## EXERCISE AIM
Show every line containing "уровень" by copying it.

## DATA LINES

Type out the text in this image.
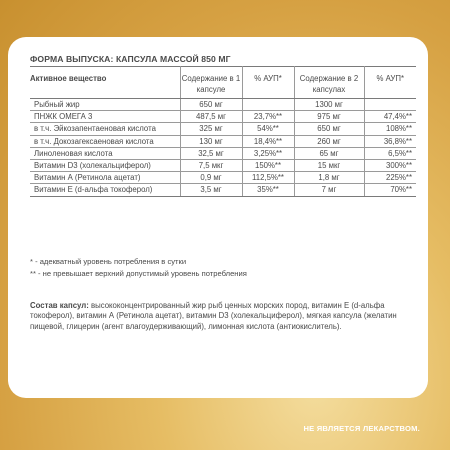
ФОРМА ВЫПУСКА: КАПСУЛА МАССОЙ 850 МГ
Активное вещество	Содержание в 1 капсуле	% АУП*	Содержание в 2 капсулах	% АУП*
Рыбный жир	650 мг		1300 мг	
ПНЖК ОМЕГА 3	487,5 мг	23,7%**	975 мг	47,4%**
в т.ч. Эйкозапентаеновая кислота	325 мг	54%**	650 мг	108%**
в т.ч. Докозагексаеновая кислота	130 мг	18,4%**	260 мг	36,8%**
Линоленовая кислота	32,5 мг	3,25%**	65 мг	6,5%**
Витамин D3 (холекальциферол)	7,5 мкг	150%**	15 мкг	300%**
Витамин А (Ретинола ацетат)	0,9 мг	112,5%**	1,8 мг	225%**
Витамин Е (d-альфа токоферол)	3,5 мг	35%**	7 мг	70%**
* - адекватный уровень потребления в сутки
** - не превышает верхний допустимый уровень потребления
Состав капсул: высококонцентрированный жир рыб ценных морских пород, витамин Е (d-альфа токоферол), витамин А (Ретинола ацетат), витамин D3 (холекальциферол), мягкая капсула (желатин пищевой, глицерин (агент влагоудерживающий), лимонная кислота (антиокислитель).
НЕ ЯВЛЯЕТСЯ ЛЕКАРСТВОМ.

## WRITTEN RESPONSE
* - адекватный уровень потребления в сутки
** - не превышает верхний допустимый уровень потребления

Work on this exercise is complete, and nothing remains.